WRITTEN INSTRUCTION
Gather up the lines with the word "face" in them.

[Data records]
-- Begin --
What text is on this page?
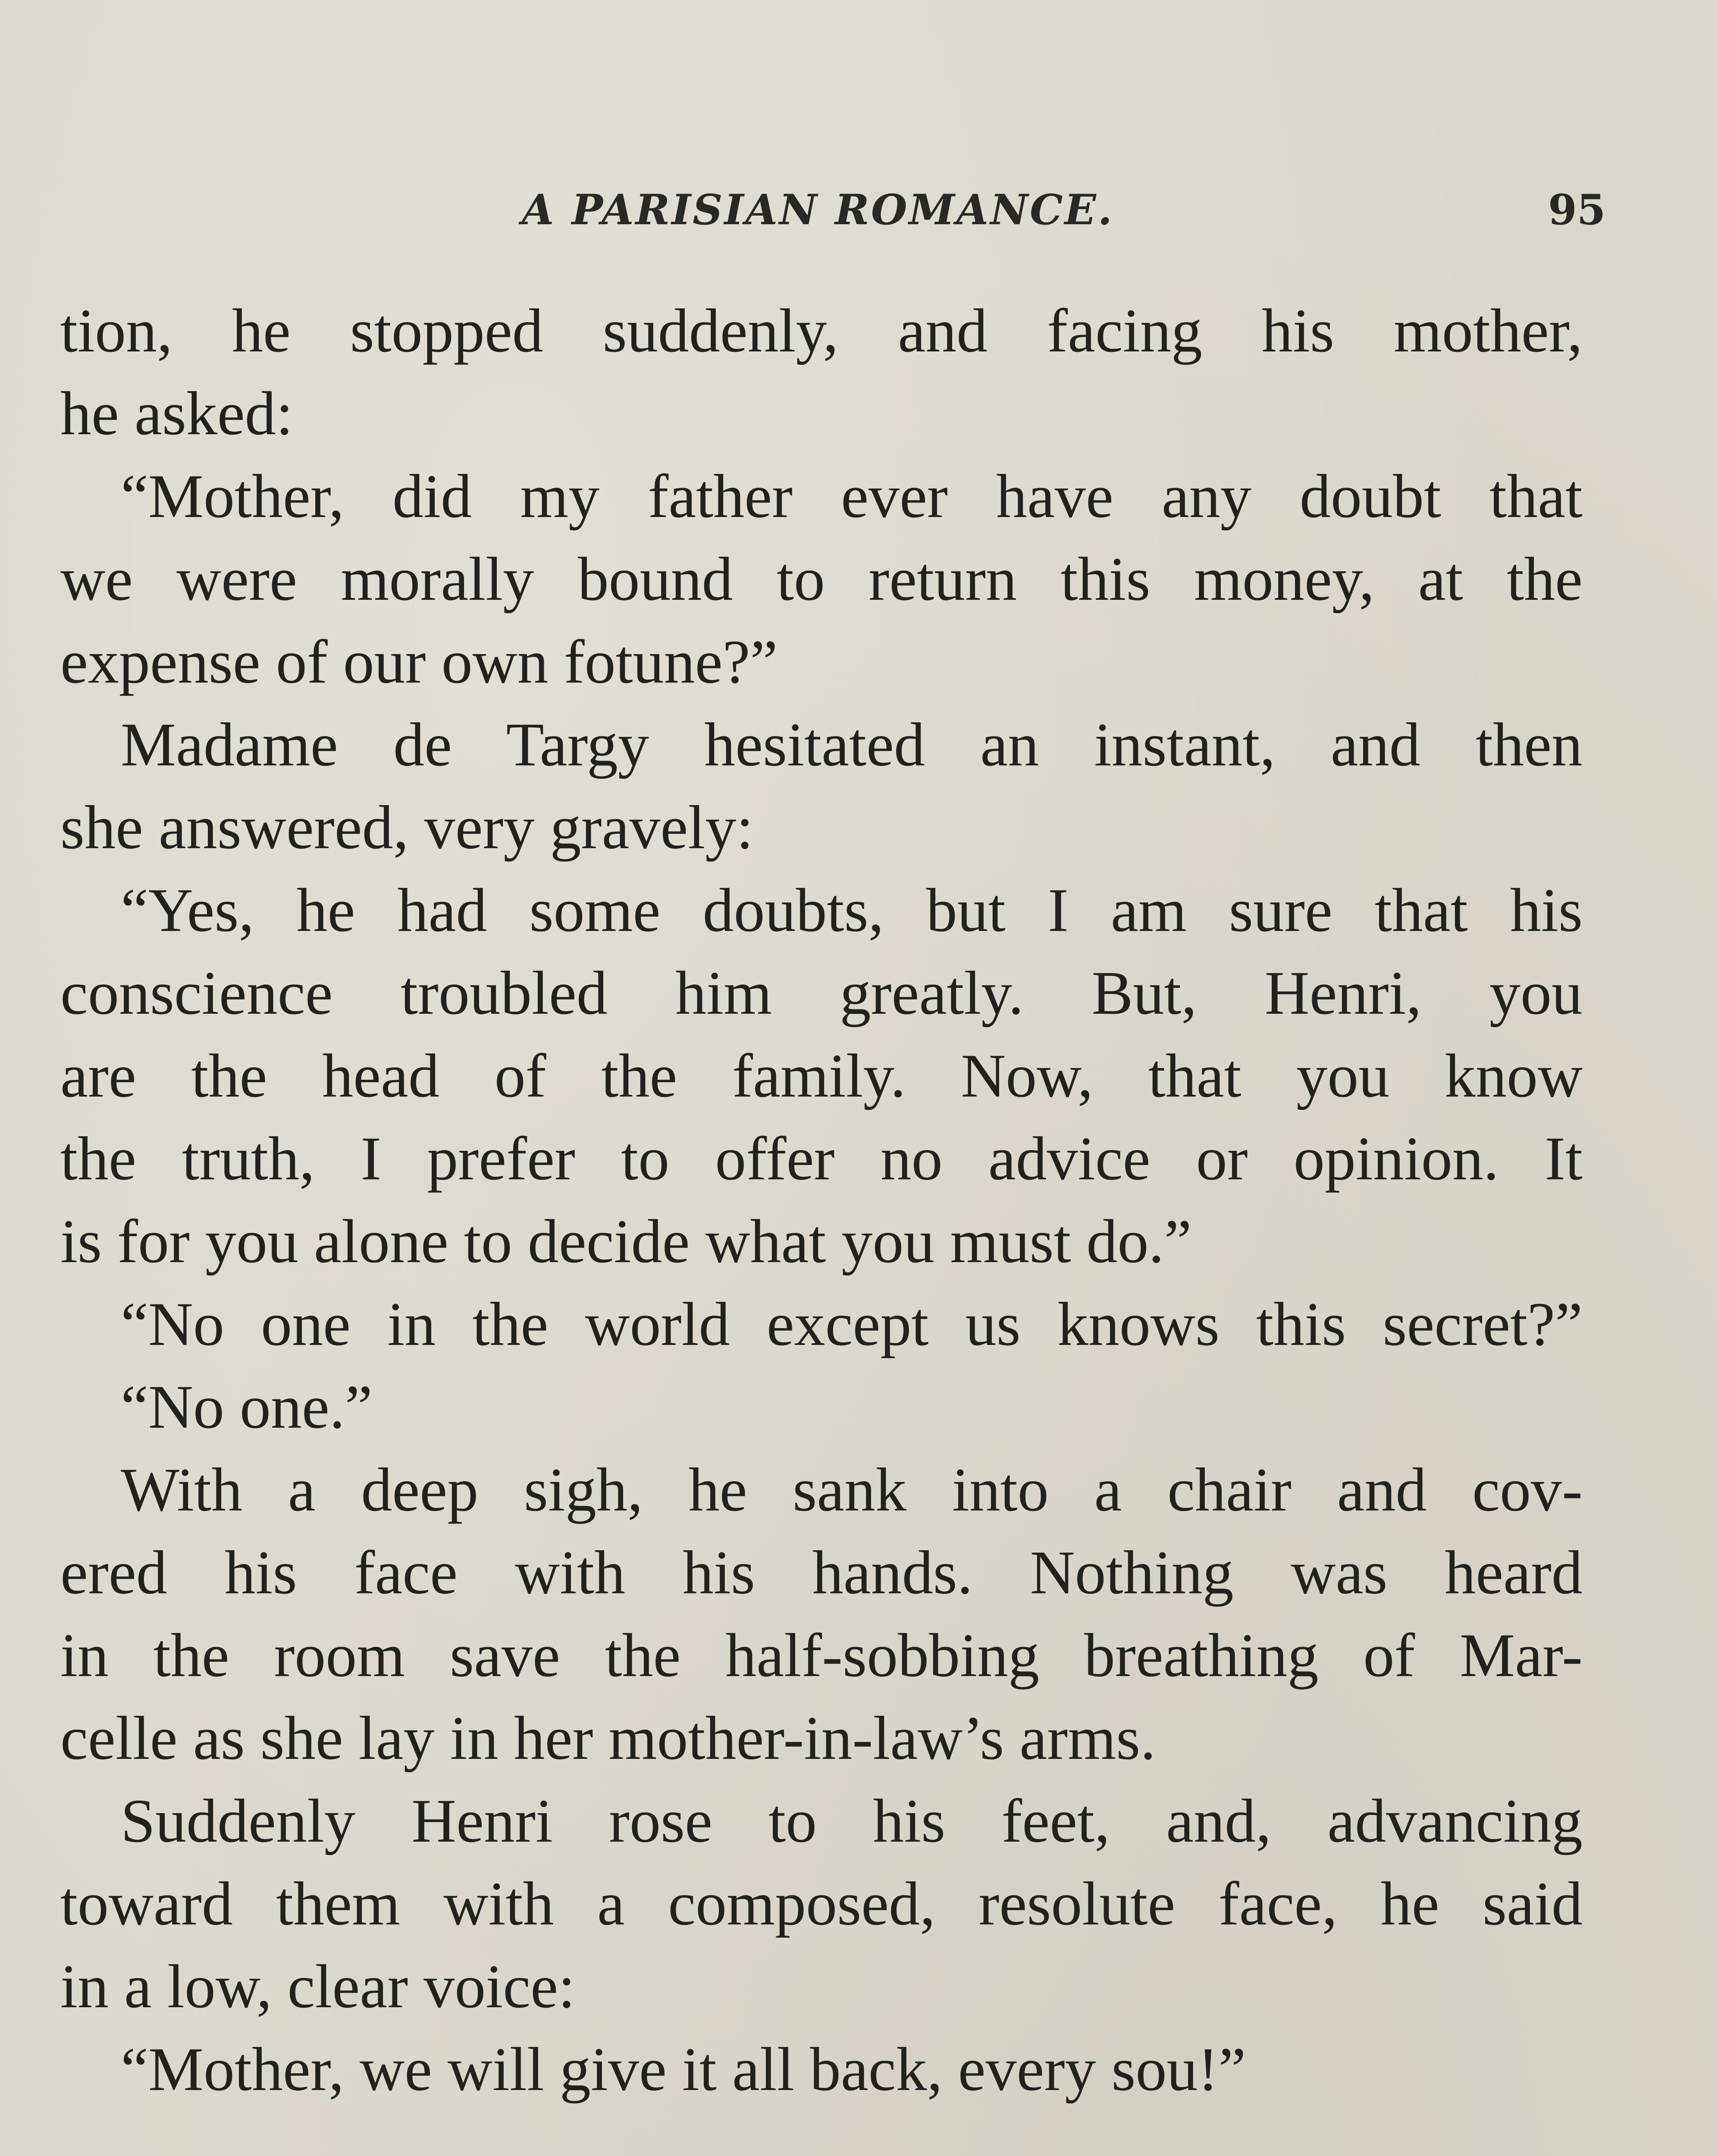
A PARISIAN ROMANCE.	95
tion, he stopped suddenly, and facing his mother,
he asked:
“Mother, did my father ever have any doubt that
we were morally bound to return this money, at the
expense of our own fotune?”
Madame de Targy hesitated an instant, and then
she answered, very gravely:
“Yes, he had some doubts, but I am sure that his
conscience troubled him greatly. But, Henri, you
are the head of the family. Now, that you know
the truth, I prefer to offer no advice or opinion. It
is for you alone to decide what you must do.”
“No one in the world except us knows this secret?”
“No one.”
With a deep sigh, he sank into a chair and cov-
ered his face with his hands. Nothing was heard
in the room save the half-sobbing breathing of Mar-
celle as she lay in her mother-in-law’s arms.
Suddenly Henri rose to his feet, and, advancing
toward them with a composed, resolute face, he said
in a low, clear voice:
“Mother, we will give it all back, every sou!”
-- End --
RESPONSE TO THIS EXERCISE
ered his face with his hands. Nothing was heard
toward them with a composed, resolute face, he said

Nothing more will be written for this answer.